▶ Stated problem:
Reproduce the entries exactly.

>> begin

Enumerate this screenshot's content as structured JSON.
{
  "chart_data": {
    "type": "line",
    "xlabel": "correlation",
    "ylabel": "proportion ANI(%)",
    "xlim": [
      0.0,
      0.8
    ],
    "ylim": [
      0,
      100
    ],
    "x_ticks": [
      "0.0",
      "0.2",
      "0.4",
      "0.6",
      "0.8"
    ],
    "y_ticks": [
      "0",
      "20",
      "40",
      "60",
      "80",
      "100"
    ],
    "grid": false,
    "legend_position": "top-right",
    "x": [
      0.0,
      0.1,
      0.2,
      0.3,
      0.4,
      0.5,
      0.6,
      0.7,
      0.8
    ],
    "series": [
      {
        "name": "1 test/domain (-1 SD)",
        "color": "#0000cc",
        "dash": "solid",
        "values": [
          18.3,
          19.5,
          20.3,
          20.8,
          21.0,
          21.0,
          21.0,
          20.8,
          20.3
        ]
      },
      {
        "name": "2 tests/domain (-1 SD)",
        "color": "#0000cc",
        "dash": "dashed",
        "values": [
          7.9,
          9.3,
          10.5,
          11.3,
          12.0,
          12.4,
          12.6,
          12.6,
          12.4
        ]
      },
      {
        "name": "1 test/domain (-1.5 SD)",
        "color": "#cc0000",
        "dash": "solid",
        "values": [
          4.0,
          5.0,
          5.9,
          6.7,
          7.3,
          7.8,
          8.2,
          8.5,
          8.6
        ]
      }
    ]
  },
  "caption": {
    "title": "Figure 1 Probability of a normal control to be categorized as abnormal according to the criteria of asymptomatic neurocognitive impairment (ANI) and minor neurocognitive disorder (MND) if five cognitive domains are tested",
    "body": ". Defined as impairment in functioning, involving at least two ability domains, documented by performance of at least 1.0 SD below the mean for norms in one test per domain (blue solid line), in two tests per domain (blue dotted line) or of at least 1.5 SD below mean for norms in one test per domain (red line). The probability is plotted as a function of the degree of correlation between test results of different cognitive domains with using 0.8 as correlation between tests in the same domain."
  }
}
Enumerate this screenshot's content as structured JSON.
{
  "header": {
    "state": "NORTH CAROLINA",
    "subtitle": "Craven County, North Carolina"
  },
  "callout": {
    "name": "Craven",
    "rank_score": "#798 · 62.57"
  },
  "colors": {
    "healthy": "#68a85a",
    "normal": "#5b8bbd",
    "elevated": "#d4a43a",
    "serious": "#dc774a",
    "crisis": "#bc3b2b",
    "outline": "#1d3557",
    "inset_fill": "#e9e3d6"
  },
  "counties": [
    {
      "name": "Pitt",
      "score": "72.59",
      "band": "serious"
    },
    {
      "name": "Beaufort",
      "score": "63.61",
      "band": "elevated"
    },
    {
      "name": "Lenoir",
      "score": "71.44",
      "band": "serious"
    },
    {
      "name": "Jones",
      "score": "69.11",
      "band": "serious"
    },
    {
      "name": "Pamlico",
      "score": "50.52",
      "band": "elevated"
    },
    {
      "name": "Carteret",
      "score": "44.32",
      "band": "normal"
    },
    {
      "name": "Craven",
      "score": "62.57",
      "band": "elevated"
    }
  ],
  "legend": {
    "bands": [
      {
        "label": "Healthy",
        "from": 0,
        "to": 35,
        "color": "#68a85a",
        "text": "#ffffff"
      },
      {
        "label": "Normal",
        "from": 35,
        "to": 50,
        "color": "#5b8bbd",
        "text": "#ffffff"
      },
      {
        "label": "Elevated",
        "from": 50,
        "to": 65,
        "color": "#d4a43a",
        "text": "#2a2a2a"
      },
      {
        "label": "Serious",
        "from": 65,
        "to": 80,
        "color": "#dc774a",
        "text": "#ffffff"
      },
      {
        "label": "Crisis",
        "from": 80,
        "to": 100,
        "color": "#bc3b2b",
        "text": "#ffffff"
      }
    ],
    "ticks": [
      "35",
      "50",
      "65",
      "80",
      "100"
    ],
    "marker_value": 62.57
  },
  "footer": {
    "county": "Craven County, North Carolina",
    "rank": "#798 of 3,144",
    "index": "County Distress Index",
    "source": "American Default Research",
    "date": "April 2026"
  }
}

>> end

▶ Solution:
Enumerate this screenshot's content as structured JSON.
{
  "chart_data": {
    "type": "line",
    "xlabel": "correlation",
    "ylabel": "proportion ANI(%)",
    "xlim": [
      0.0,
      0.8
    ],
    "ylim": [
      0,
      100
    ],
    "x_ticks": [
      "0.0",
      "0.2",
      "0.4",
      "0.6",
      "0.8"
    ],
    "y_ticks": [
      "0",
      "20",
      "40",
      "60",
      "80",
      "100"
    ],
    "grid": false,
    "legend_position": "top-right",
    "x": [
      0.0,
      0.1,
      0.2,
      0.3,
      0.4,
      0.5,
      0.6,
      0.7,
      0.8
    ],
    "series": [
      {
        "name": "1 test/domain (-1 SD)",
        "color": "#0000cc",
        "dash": "solid",
        "values": [
          18.3,
          19.5,
          20.3,
          20.8,
          21.0,
          21.0,
          21.0,
          20.8,
          20.3
        ]
      },
      {
        "name": "2 tests/domain (-1 SD)",
        "color": "#0000cc",
        "dash": "dashed",
        "values": [
          7.9,
          9.3,
          10.5,
          11.3,
          12.0,
          12.4,
          12.6,
          12.6,
          12.4
        ]
      },
      {
        "name": "1 test/domain (-1.5 SD)",
        "color": "#cc0000",
        "dash": "solid",
        "values": [
          4.0,
          5.0,
          5.9,
          6.7,
          7.3,
          7.8,
          8.2,
          8.5,
          8.6
        ]
      }
    ]
  },
  "caption": {
    "title": "Figure 1 Probability of a normal control to be categorized as abnormal according to the criteria of asymptomatic neurocognitive impairment (ANI) and minor neurocognitive disorder (MND) if five cognitive domains are tested",
    "body": ". Defined as impairment in functioning, involving at least two ability domains, documented by performance of at least 1.0 SD below the mean for norms in one test per domain (blue solid line), in two tests per domain (blue dotted line) or of at least 1.5 SD below mean for norms in one test per domain (red line). The probability is plotted as a function of the degree of correlation between test results of different cognitive domains with using 0.8 as correlation between tests in the same domain."
  }
}
Enumerate this screenshot's content as structured JSON.
{
  "header": {
    "state": "NORTH CAROLINA",
    "subtitle": "Craven County, North Carolina"
  },
  "callout": {
    "name": "Craven",
    "rank_score": "#798 · 62.57"
  },
  "colors": {
    "healthy": "#68a85a",
    "normal": "#5b8bbd",
    "elevated": "#d4a43a",
    "serious": "#dc774a",
    "crisis": "#bc3b2b",
    "outline": "#1d3557",
    "inset_fill": "#e9e3d6"
  },
  "counties": [
    {
      "name": "Pitt",
      "score": "72.59",
      "band": "serious"
    },
    {
      "name": "Beaufort",
      "score": "63.61",
      "band": "elevated"
    },
    {
      "name": "Lenoir",
      "score": "71.44",
      "band": "serious"
    },
    {
      "name": "Jones",
      "score": "69.11",
      "band": "serious"
    },
    {
      "name": "Pamlico",
      "score": "50.52",
      "band": "elevated"
    },
    {
      "name": "Carteret",
      "score": "44.32",
      "band": "normal"
    },
    {
      "name": "Craven",
      "score": "62.57",
      "band": "elevated"
    }
  ],
  "legend": {
    "bands": [
      {
        "label": "Healthy",
        "from": 0,
        "to": 35,
        "color": "#68a85a",
        "text": "#ffffff"
      },
      {
        "label": "Normal",
        "from": 35,
        "to": 50,
        "color": "#5b8bbd",
        "text": "#ffffff"
      },
      {
        "label": "Elevated",
        "from": 50,
        "to": 65,
        "color": "#d4a43a",
        "text": "#2a2a2a"
      },
      {
        "label": "Serious",
        "from": 65,
        "to": 80,
        "color": "#dc774a",
        "text": "#ffffff"
      },
      {
        "label": "Crisis",
        "from": 80,
        "to": 100,
        "color": "#bc3b2b",
        "text": "#ffffff"
      }
    ],
    "ticks": [
      "35",
      "50",
      "65",
      "80",
      "100"
    ],
    "marker_value": 62.57
  },
  "footer": {
    "county": "Craven County, North Carolina",
    "rank": "#798 of 3,144",
    "index": "County Distress Index",
    "source": "American Default Research",
    "date": "April 2026"
  }
}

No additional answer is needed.